▶ [Aim of the exercise]
Each entry must be reproduced precisely as it stands.

▶ [Lines of data]
########
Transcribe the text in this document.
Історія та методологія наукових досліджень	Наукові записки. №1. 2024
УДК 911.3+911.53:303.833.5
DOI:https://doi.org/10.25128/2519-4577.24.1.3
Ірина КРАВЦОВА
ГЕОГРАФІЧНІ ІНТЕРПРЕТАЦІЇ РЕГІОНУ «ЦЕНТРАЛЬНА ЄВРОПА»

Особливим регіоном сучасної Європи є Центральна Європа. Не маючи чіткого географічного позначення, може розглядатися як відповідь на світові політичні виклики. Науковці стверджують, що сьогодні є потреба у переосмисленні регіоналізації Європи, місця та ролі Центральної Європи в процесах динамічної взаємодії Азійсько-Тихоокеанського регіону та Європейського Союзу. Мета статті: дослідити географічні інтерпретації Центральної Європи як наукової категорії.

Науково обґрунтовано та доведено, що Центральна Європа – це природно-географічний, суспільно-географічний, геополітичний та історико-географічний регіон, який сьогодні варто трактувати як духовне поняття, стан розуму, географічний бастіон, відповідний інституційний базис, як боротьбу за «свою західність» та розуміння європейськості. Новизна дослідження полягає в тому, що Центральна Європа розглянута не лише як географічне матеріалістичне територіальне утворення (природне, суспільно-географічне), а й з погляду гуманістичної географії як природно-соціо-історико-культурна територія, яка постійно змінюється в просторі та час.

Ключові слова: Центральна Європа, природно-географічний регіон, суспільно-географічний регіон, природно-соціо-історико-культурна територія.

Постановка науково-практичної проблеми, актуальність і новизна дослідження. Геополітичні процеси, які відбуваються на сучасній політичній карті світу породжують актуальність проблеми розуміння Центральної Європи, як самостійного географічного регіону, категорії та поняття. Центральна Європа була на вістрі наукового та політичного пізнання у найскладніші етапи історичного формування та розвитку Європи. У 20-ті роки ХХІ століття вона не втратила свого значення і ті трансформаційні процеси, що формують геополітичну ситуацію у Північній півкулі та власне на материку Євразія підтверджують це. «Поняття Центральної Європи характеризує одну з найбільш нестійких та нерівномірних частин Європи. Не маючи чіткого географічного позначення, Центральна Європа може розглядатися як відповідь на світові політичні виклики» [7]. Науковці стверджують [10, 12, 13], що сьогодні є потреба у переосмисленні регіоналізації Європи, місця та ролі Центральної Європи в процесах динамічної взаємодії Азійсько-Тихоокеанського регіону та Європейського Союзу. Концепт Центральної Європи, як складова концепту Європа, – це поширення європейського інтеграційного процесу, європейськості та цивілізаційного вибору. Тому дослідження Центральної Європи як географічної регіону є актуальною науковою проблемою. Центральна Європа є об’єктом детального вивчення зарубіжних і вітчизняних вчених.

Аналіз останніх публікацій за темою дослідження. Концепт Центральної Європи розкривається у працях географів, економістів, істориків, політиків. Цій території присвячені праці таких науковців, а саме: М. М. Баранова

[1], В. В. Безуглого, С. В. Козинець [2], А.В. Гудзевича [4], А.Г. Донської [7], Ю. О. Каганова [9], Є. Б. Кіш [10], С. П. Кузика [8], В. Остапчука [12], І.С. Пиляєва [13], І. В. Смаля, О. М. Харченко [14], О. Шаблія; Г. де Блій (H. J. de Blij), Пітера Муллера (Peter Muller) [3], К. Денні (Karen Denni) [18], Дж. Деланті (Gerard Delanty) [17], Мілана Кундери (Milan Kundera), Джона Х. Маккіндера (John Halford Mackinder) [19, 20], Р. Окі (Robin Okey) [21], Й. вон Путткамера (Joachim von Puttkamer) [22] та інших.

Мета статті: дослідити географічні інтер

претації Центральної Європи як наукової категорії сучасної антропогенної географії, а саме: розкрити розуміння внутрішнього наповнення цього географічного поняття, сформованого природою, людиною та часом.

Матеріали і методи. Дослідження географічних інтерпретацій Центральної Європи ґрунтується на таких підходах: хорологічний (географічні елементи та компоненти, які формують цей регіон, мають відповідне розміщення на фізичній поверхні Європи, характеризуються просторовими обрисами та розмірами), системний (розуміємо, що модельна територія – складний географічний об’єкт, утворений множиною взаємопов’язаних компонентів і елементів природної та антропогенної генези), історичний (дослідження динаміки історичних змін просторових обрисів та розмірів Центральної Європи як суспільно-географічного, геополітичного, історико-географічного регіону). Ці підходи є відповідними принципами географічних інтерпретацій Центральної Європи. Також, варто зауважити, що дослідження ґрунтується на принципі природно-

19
########
▶ [Answer to this task]
Transcribe the text in this document.
Історія та методологія наукових досліджень	Наукові записки. №1. 2024
УДК 911.3+911.53:303.833.5
DOI:https://doi.org/10.25128/2519-4577.24.1.3
Ірина КРАВЦОВА
ГЕОГРАФІЧНІ ІНТЕРПРЕТАЦІЇ РЕГІОНУ «ЦЕНТРАЛЬНА ЄВРОПА»

Особливим регіоном сучасної Європи є Центральна Європа. Не маючи чіткого географічного позначення, може розглядатися як відповідь на світові політичні виклики. Науковці стверджують, що сьогодні є потреба у переосмисленні регіоналізації Європи, місця та ролі Центральної Європи в процесах динамічної взаємодії Азійсько-Тихоокеанського регіону та Європейського Союзу. Мета статті: дослідити географічні інтерпретації Центральної Європи як наукової категорії.

Науково обґрунтовано та доведено, що Центральна Європа – це природно-географічний, суспільно-географічний, геополітичний та історико-географічний регіон, який сьогодні варто трактувати як духовне поняття, стан розуму, географічний бастіон, відповідний інституційний базис, як боротьбу за «свою західність» та розуміння європейськості. Новизна дослідження полягає в тому, що Центральна Європа розглянута не лише як географічне матеріалістичне територіальне утворення (природне, суспільно-географічне), а й з погляду гуманістичної географії як природно-соціо-історико-культурна територія, яка постійно змінюється в просторі та час.

Ключові слова: Центральна Європа, природно-географічний регіон, суспільно-географічний регіон, природно-соціо-історико-культурна територія.

Постановка науково-практичної проблеми, актуальність і новизна дослідження. Геополітичні процеси, які відбуваються на сучасній політичній карті світу породжують актуальність проблеми розуміння Центральної Європи, як самостійного географічного регіону, категорії та поняття. Центральна Європа була на вістрі наукового та політичного пізнання у найскладніші етапи історичного формування та розвитку Європи. У 20-ті роки ХХІ століття вона не втратила свого значення і ті трансформаційні процеси, що формують геополітичну ситуацію у Північній півкулі та власне на материку Євразія підтверджують це. «Поняття Центральної Європи характеризує одну з найбільш нестійких та нерівномірних частин Європи. Не маючи чіткого географічного позначення, Центральна Європа може розглядатися як відповідь на світові політичні виклики» [7]. Науковці стверджують [10, 12, 13], що сьогодні є потреба у переосмисленні регіоналізації Європи, місця та ролі Центральної Європи в процесах динамічної взаємодії Азійсько-Тихоокеанського регіону та Європейського Союзу. Концепт Центральної Європи, як складова концепту Європа, – це поширення європейського інтеграційного процесу, європейськості та цивілізаційного вибору. Тому дослідження Центральної Європи як географічної регіону є актуальною науковою проблемою. Центральна Європа є об’єктом детального вивчення зарубіжних і вітчизняних вчених.

Аналіз останніх публікацій за темою дослідження. Концепт Центральної Європи розкривається у працях географів, економістів, істориків, політиків. Цій території присвячені праці таких науковців, а саме: М. М. Баранова

[1], В. В. Безуглого, С. В. Козинець [2], А.В. Гудзевича [4], А.Г. Донської [7], Ю. О. Каганова [9], Є. Б. Кіш [10], С. П. Кузика [8], В. Остапчука [12], І.С. Пиляєва [13], І. В. Смаля, О. М. Харченко [14], О. Шаблія; Г. де Блій (H. J. de Blij), Пітера Муллера (Peter Muller) [3], К. Денні (Karen Denni) [18], Дж. Деланті (Gerard Delanty) [17], Мілана Кундери (Milan Kundera), Джона Х. Маккіндера (John Halford Mackinder) [19, 20], Р. Окі (Robin Okey) [21], Й. вон Путткамера (Joachim von Puttkamer) [22] та інших.

Мета статті: дослідити географічні інтер

претації Центральної Європи як наукової категорії сучасної антропогенної географії, а саме: розкрити розуміння внутрішнього наповнення цього географічного поняття, сформованого природою, людиною та часом.

Матеріали і методи. Дослідження географічних інтерпретацій Центральної Європи ґрунтується на таких підходах: хорологічний (географічні елементи та компоненти, які формують цей регіон, мають відповідне розміщення на фізичній поверхні Європи, характеризуються просторовими обрисами та розмірами), системний (розуміємо, що модельна територія – складний географічний об’єкт, утворений множиною взаємопов’язаних компонентів і елементів природної та антропогенної генези), історичний (дослідження динаміки історичних змін просторових обрисів та розмірів Центральної Європи як суспільно-географічного, геополітичного, історико-географічного регіону). Ці підходи є відповідними принципами географічних інтерпретацій Центральної Європи. Також, варто зауважити, що дослідження ґрунтується на принципі природно-

19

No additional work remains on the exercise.